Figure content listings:
--- Begin ---

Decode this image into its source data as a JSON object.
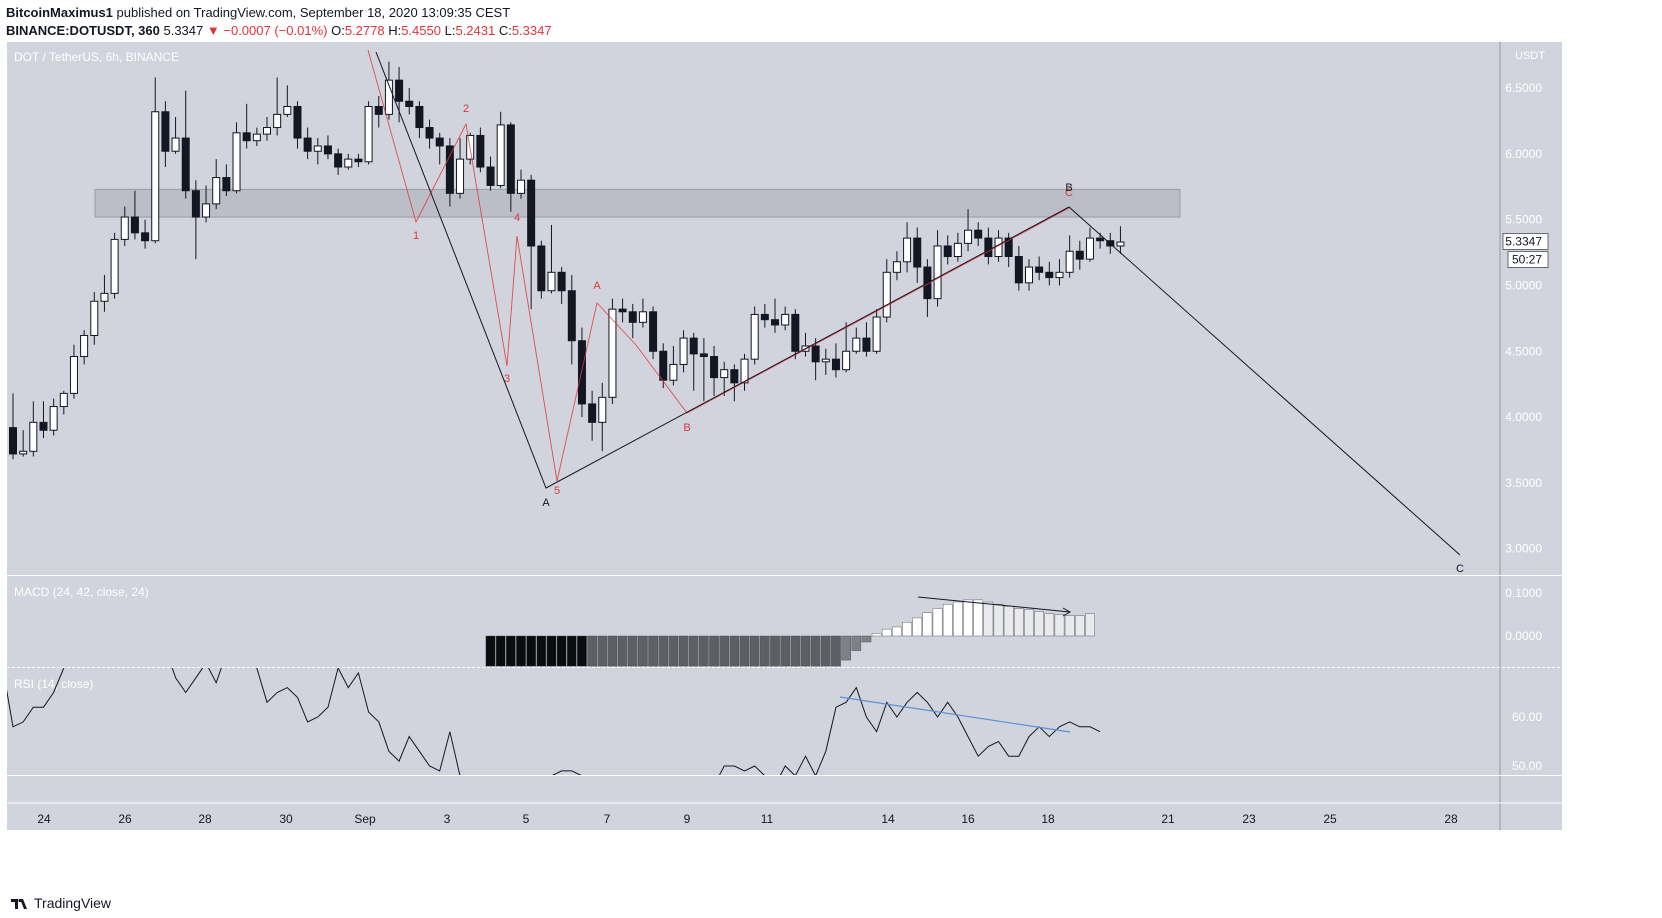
{
  "header": {
    "user": "BitcoinMaximus1",
    "published_text": "published on TradingView.com, September 18, 2020 13:09:35 CEST",
    "symbol": "BINANCE:DOTUSDT, 360",
    "last": "5.3347",
    "arrow": "▼",
    "change": "−0.0007 (−0.01%)",
    "o_label": "O:",
    "o_val": "5.2778",
    "h_label": "H:",
    "h_val": "5.4550",
    "l_label": "L:",
    "l_val": "5.2431",
    "c_label": "C:",
    "c_val": "5.3347"
  },
  "footer": {
    "brand": "TradingView"
  },
  "colors": {
    "background": "#d1d4dc",
    "candle_up": "#ffffff",
    "candle_down": "#131722",
    "wave_red": "#e0343c",
    "rsi_trend": "#5b8fe0"
  },
  "chart_data": {
    "type": "candlestick",
    "title": "DOT / TetherUS, 6h, BINANCE",
    "y_unit": "USDT",
    "x_ticks": [
      "24",
      "26",
      "28",
      "30",
      "Sep",
      "3",
      "5",
      "7",
      "9",
      "11",
      "14",
      "16",
      "18",
      "21",
      "23",
      "25",
      "28"
    ],
    "ylim": [
      2.8,
      6.85
    ],
    "y_ticks": [
      "6.5000",
      "6.0000",
      "5.5000",
      "5.0000",
      "4.5000",
      "4.0000",
      "3.5000",
      "3.0000"
    ],
    "price_label": "5.3347",
    "countdown": "50:27",
    "resistance_zone": [
      5.52,
      5.73
    ],
    "candles": [
      [
        3.92,
        3.72,
        4.18,
        3.68
      ],
      [
        3.72,
        3.74,
        3.9,
        3.7
      ],
      [
        3.74,
        3.96,
        4.12,
        3.7
      ],
      [
        3.96,
        3.9,
        4.12,
        3.84
      ],
      [
        3.9,
        4.08,
        4.14,
        3.86
      ],
      [
        4.08,
        4.18,
        4.2,
        4.02
      ],
      [
        4.18,
        4.46,
        4.55,
        4.14
      ],
      [
        4.46,
        4.62,
        4.66,
        4.4
      ],
      [
        4.62,
        4.88,
        4.95,
        4.55
      ],
      [
        4.88,
        4.94,
        5.08,
        4.8
      ],
      [
        4.94,
        5.35,
        5.4,
        4.9
      ],
      [
        5.35,
        5.52,
        5.6,
        5.3
      ],
      [
        5.52,
        5.4,
        5.72,
        5.35
      ],
      [
        5.4,
        5.34,
        5.5,
        5.28
      ],
      [
        5.34,
        6.32,
        6.58,
        5.32
      ],
      [
        6.32,
        6.02,
        6.4,
        5.9
      ],
      [
        6.02,
        6.12,
        6.28,
        6.0
      ],
      [
        6.12,
        5.72,
        6.48,
        5.66
      ],
      [
        5.72,
        5.52,
        5.8,
        5.2
      ],
      [
        5.52,
        5.62,
        5.76,
        5.48
      ],
      [
        5.62,
        5.82,
        5.96,
        5.58
      ],
      [
        5.82,
        5.72,
        5.92,
        5.68
      ],
      [
        5.72,
        6.16,
        6.24,
        5.7
      ],
      [
        6.16,
        6.1,
        6.38,
        6.04
      ],
      [
        6.1,
        6.15,
        6.2,
        6.06
      ],
      [
        6.15,
        6.2,
        6.28,
        6.1
      ],
      [
        6.2,
        6.3,
        6.58,
        6.14
      ],
      [
        6.3,
        6.36,
        6.52,
        6.28
      ],
      [
        6.36,
        6.12,
        6.4,
        6.04
      ],
      [
        6.12,
        6.02,
        6.2,
        5.96
      ],
      [
        6.02,
        6.06,
        6.12,
        5.92
      ],
      [
        6.06,
        6.0,
        6.14,
        5.96
      ],
      [
        6.0,
        5.9,
        6.04,
        5.84
      ],
      [
        5.9,
        5.96,
        6.0,
        5.88
      ],
      [
        5.96,
        5.94,
        6.0,
        5.9
      ],
      [
        5.94,
        6.36,
        6.4,
        5.92
      ],
      [
        6.36,
        6.3,
        6.44,
        6.2
      ],
      [
        6.3,
        6.56,
        6.7,
        6.26
      ],
      [
        6.56,
        6.4,
        6.66,
        6.24
      ],
      [
        6.4,
        6.36,
        6.5,
        6.3
      ],
      [
        6.36,
        6.2,
        6.4,
        6.12
      ],
      [
        6.2,
        6.12,
        6.26,
        6.04
      ],
      [
        6.12,
        6.06,
        6.16,
        5.92
      ],
      [
        6.06,
        5.7,
        6.12,
        5.6
      ],
      [
        5.7,
        5.96,
        6.12,
        5.66
      ],
      [
        5.96,
        6.14,
        6.16,
        5.92
      ],
      [
        6.14,
        5.9,
        6.2,
        5.86
      ],
      [
        5.9,
        5.76,
        5.98,
        5.72
      ],
      [
        5.76,
        6.22,
        6.32,
        5.74
      ],
      [
        6.22,
        5.7,
        6.24,
        5.56
      ],
      [
        5.7,
        5.8,
        5.88,
        5.66
      ],
      [
        5.8,
        5.3,
        5.84,
        4.82
      ],
      [
        5.3,
        4.96,
        5.34,
        4.9
      ],
      [
        4.96,
        5.1,
        5.46,
        4.94
      ],
      [
        5.1,
        4.96,
        5.14,
        4.86
      ],
      [
        4.96,
        4.58,
        5.08,
        4.4
      ],
      [
        4.58,
        4.1,
        4.68,
        4.0
      ],
      [
        4.1,
        3.96,
        4.2,
        3.82
      ],
      [
        3.96,
        4.15,
        4.26,
        3.74
      ],
      [
        4.15,
        4.82,
        4.9,
        4.1
      ],
      [
        4.82,
        4.8,
        4.9,
        4.72
      ],
      [
        4.8,
        4.72,
        4.86,
        4.6
      ],
      [
        4.72,
        4.8,
        4.9,
        4.68
      ],
      [
        4.8,
        4.5,
        4.84,
        4.44
      ],
      [
        4.5,
        4.28,
        4.56,
        4.22
      ],
      [
        4.28,
        4.4,
        4.54,
        4.24
      ],
      [
        4.4,
        4.6,
        4.66,
        4.34
      ],
      [
        4.6,
        4.48,
        4.64,
        4.2
      ],
      [
        4.48,
        4.46,
        4.6,
        4.12
      ],
      [
        4.46,
        4.3,
        4.54,
        4.16
      ],
      [
        4.3,
        4.36,
        4.42,
        4.16
      ],
      [
        4.36,
        4.26,
        4.4,
        4.12
      ],
      [
        4.26,
        4.44,
        4.48,
        4.2
      ],
      [
        4.44,
        4.78,
        4.84,
        4.4
      ],
      [
        4.78,
        4.74,
        4.86,
        4.68
      ],
      [
        4.74,
        4.7,
        4.9,
        4.64
      ],
      [
        4.7,
        4.78,
        4.84,
        4.66
      ],
      [
        4.78,
        4.5,
        4.82,
        4.44
      ],
      [
        4.5,
        4.54,
        4.64,
        4.46
      ],
      [
        4.54,
        4.42,
        4.6,
        4.28
      ],
      [
        4.42,
        4.44,
        4.52,
        4.32
      ],
      [
        4.44,
        4.36,
        4.56,
        4.3
      ],
      [
        4.36,
        4.5,
        4.72,
        4.34
      ],
      [
        4.5,
        4.6,
        4.68,
        4.48
      ],
      [
        4.6,
        4.5,
        4.72,
        4.46
      ],
      [
        4.5,
        4.76,
        4.82,
        4.48
      ],
      [
        4.76,
        5.1,
        5.2,
        4.72
      ],
      [
        5.1,
        5.18,
        5.26,
        5.04
      ],
      [
        5.18,
        5.36,
        5.48,
        5.1
      ],
      [
        5.36,
        5.14,
        5.44,
        5.02
      ],
      [
        5.14,
        4.9,
        5.2,
        4.76
      ],
      [
        4.9,
        5.3,
        5.42,
        4.84
      ],
      [
        5.3,
        5.22,
        5.38,
        5.16
      ],
      [
        5.22,
        5.32,
        5.4,
        5.18
      ],
      [
        5.32,
        5.42,
        5.58,
        5.26
      ],
      [
        5.42,
        5.36,
        5.48,
        5.3
      ],
      [
        5.36,
        5.22,
        5.44,
        5.16
      ],
      [
        5.22,
        5.36,
        5.42,
        5.18
      ],
      [
        5.36,
        5.22,
        5.4,
        5.14
      ],
      [
        5.22,
        5.02,
        5.3,
        4.96
      ],
      [
        5.02,
        5.14,
        5.2,
        4.96
      ],
      [
        5.14,
        5.1,
        5.22,
        5.04
      ],
      [
        5.1,
        5.06,
        5.18,
        5.0
      ],
      [
        5.06,
        5.1,
        5.2,
        5.0
      ],
      [
        5.1,
        5.26,
        5.38,
        5.06
      ],
      [
        5.26,
        5.2,
        5.34,
        5.12
      ],
      [
        5.2,
        5.36,
        5.44,
        5.18
      ],
      [
        5.36,
        5.34,
        5.4,
        5.28
      ],
      [
        5.34,
        5.3,
        5.4,
        5.24
      ],
      [
        5.3,
        5.33,
        5.45,
        5.24
      ]
    ],
    "wave_labels": [
      {
        "text": "1",
        "color": "red",
        "x": 416,
        "y": 239
      },
      {
        "text": "2",
        "color": "red",
        "x": 466,
        "y": 112
      },
      {
        "text": "3",
        "color": "red",
        "x": 507,
        "y": 382
      },
      {
        "text": "4",
        "color": "red",
        "x": 517,
        "y": 221
      },
      {
        "text": "5",
        "color": "red",
        "x": 557,
        "y": 494
      },
      {
        "text": "A",
        "color": "red",
        "x": 597,
        "y": 289
      },
      {
        "text": "B",
        "color": "red",
        "x": 687,
        "y": 431
      },
      {
        "text": "C",
        "color": "red",
        "x": 1069,
        "y": 196
      },
      {
        "text": "A",
        "color": "dark",
        "x": 546,
        "y": 506
      },
      {
        "text": "B",
        "color": "dark",
        "x": 1069,
        "y": 191
      },
      {
        "text": "C",
        "color": "dark",
        "x": 1460,
        "y": 572
      }
    ],
    "macd": {
      "title": "MACD (24, 42, close, 24)",
      "y_ticks": [
        "0.1000",
        "0.0000"
      ],
      "histogram_start": 47,
      "histogram": [
        -0.07,
        -0.07,
        -0.07,
        -0.07,
        -0.07,
        -0.07,
        -0.07,
        -0.07,
        -0.07,
        -0.07,
        -0.07,
        -0.07,
        -0.07,
        -0.07,
        -0.07,
        -0.07,
        -0.07,
        -0.07,
        -0.07,
        -0.07,
        -0.07,
        -0.07,
        -0.07,
        -0.07,
        -0.07,
        -0.07,
        -0.07,
        -0.07,
        -0.07,
        -0.07,
        -0.07,
        -0.07,
        -0.07,
        -0.07,
        -0.07,
        -0.056,
        -0.034,
        -0.014,
        0.006,
        0.016,
        0.021,
        0.032,
        0.042,
        0.054,
        0.064,
        0.074,
        0.079,
        0.084,
        0.084,
        0.079,
        0.074,
        0.069,
        0.064,
        0.062,
        0.057,
        0.052,
        0.05,
        0.047,
        0.047,
        0.052
      ]
    },
    "rsi": {
      "title": "RSI (14, close)",
      "y_ticks": [
        "60.00",
        "50.00"
      ],
      "values": [
        70,
        58,
        59,
        62,
        62,
        65,
        70,
        75,
        78,
        80,
        82,
        84,
        86,
        88,
        88,
        88,
        74,
        68,
        65,
        68,
        71,
        67,
        73,
        73,
        74,
        70,
        63,
        65,
        66,
        64,
        59,
        60,
        62,
        70,
        66,
        69,
        61,
        59,
        53,
        51,
        56,
        53,
        50,
        49,
        57,
        48,
        43,
        40,
        38,
        39,
        40,
        42,
        44,
        46,
        48,
        49,
        49,
        48,
        46,
        44,
        43,
        42,
        42,
        43,
        43,
        43,
        42,
        43,
        44,
        45,
        46,
        50,
        50,
        49,
        50,
        48,
        46,
        50,
        48,
        52,
        48,
        53,
        62,
        63,
        66,
        60,
        57,
        63,
        60,
        63,
        65,
        63,
        60,
        63,
        60,
        56,
        52,
        54,
        55,
        52,
        52,
        56,
        58,
        56,
        58,
        59,
        58,
        58,
        57
      ],
      "trend": [
        [
          840,
          697
        ],
        [
          1070,
          732
        ]
      ]
    },
    "macd_trend": [
      [
        918,
        597
      ],
      [
        1070,
        612
      ]
    ]
  }
}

--- End ---

__Exercise prompt__.
Using the records above, pull out each line where the word "BINANCE" occurs.

__Exercise output__.
    "symbol": "BINANCE:DOTUSDT, 360",
    "title": "DOT / TetherUS, 6h, BINANCE",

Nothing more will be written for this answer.